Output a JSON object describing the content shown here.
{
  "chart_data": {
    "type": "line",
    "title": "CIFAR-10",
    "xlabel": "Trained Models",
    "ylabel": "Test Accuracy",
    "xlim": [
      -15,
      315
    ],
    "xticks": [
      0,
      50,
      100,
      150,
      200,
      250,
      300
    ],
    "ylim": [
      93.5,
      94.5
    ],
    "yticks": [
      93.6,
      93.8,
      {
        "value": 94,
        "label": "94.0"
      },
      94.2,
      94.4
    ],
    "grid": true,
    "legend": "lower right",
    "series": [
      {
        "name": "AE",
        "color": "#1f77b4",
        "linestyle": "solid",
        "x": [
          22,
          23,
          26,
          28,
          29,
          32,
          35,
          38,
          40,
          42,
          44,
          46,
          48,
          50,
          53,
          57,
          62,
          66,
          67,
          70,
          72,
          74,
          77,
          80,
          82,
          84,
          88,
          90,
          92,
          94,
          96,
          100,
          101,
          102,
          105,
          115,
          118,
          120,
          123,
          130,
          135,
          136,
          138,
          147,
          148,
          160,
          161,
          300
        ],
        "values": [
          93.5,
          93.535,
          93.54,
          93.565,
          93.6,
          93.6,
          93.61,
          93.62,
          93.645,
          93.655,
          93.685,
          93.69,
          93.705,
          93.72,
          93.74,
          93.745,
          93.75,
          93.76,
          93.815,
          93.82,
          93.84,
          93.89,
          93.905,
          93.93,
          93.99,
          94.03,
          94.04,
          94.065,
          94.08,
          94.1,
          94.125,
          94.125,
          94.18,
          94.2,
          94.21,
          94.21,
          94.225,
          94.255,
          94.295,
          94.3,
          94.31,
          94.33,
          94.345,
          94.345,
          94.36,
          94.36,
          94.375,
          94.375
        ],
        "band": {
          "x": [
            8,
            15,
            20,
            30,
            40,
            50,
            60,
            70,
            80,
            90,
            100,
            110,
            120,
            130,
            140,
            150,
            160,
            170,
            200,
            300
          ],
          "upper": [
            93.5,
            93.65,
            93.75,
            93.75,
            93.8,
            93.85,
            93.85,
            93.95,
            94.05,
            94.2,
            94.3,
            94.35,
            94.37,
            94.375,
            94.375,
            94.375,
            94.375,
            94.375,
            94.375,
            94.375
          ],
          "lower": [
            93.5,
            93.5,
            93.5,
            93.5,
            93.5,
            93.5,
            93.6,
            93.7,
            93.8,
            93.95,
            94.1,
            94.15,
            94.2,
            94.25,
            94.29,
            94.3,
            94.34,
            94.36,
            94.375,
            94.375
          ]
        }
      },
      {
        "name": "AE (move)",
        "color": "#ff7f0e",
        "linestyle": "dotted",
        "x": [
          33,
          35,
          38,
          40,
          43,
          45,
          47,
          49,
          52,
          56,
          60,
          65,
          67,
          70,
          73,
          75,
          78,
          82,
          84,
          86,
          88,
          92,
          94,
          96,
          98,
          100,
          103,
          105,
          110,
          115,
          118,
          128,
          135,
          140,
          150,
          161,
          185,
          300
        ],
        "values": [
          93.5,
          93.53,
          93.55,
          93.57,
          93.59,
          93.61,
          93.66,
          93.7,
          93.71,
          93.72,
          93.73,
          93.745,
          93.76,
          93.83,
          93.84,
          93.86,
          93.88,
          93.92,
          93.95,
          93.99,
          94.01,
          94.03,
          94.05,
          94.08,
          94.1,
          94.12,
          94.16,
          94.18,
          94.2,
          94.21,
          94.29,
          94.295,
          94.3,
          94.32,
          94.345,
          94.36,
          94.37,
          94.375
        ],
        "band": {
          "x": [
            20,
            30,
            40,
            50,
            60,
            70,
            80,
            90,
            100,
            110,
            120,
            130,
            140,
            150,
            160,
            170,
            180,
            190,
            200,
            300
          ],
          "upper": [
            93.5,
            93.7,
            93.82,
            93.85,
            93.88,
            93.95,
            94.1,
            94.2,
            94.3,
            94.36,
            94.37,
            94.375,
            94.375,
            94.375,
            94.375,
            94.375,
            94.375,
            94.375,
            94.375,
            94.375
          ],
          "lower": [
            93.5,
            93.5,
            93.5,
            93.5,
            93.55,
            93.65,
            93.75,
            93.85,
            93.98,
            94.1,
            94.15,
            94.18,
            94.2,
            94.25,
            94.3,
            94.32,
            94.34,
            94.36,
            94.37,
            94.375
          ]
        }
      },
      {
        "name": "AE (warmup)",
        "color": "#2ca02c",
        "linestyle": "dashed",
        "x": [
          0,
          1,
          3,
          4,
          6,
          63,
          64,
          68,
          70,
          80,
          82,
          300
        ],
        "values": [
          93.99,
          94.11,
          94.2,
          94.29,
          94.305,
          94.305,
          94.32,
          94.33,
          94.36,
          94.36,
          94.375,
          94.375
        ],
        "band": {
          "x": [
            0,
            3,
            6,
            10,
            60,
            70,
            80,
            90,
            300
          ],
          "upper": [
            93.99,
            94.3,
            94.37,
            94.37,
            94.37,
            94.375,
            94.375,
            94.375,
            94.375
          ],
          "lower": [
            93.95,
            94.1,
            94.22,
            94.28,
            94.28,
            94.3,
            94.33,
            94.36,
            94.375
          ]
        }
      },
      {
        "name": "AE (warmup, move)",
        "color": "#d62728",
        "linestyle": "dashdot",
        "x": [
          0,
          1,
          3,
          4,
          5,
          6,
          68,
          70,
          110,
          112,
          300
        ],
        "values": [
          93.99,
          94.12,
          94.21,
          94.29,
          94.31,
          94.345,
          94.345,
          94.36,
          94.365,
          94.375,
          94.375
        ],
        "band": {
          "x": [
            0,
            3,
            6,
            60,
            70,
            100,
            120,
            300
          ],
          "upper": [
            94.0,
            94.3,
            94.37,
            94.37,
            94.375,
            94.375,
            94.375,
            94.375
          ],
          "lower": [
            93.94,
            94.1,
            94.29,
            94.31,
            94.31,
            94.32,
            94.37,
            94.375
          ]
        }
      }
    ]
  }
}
#####
Task goal: Pull out each line of the listing that holds the string "color".

Result below:
        "color": "#1f77b4",
        "color": "#ff7f0e",
        "color": "#2ca02c",
        "color": "#d62728",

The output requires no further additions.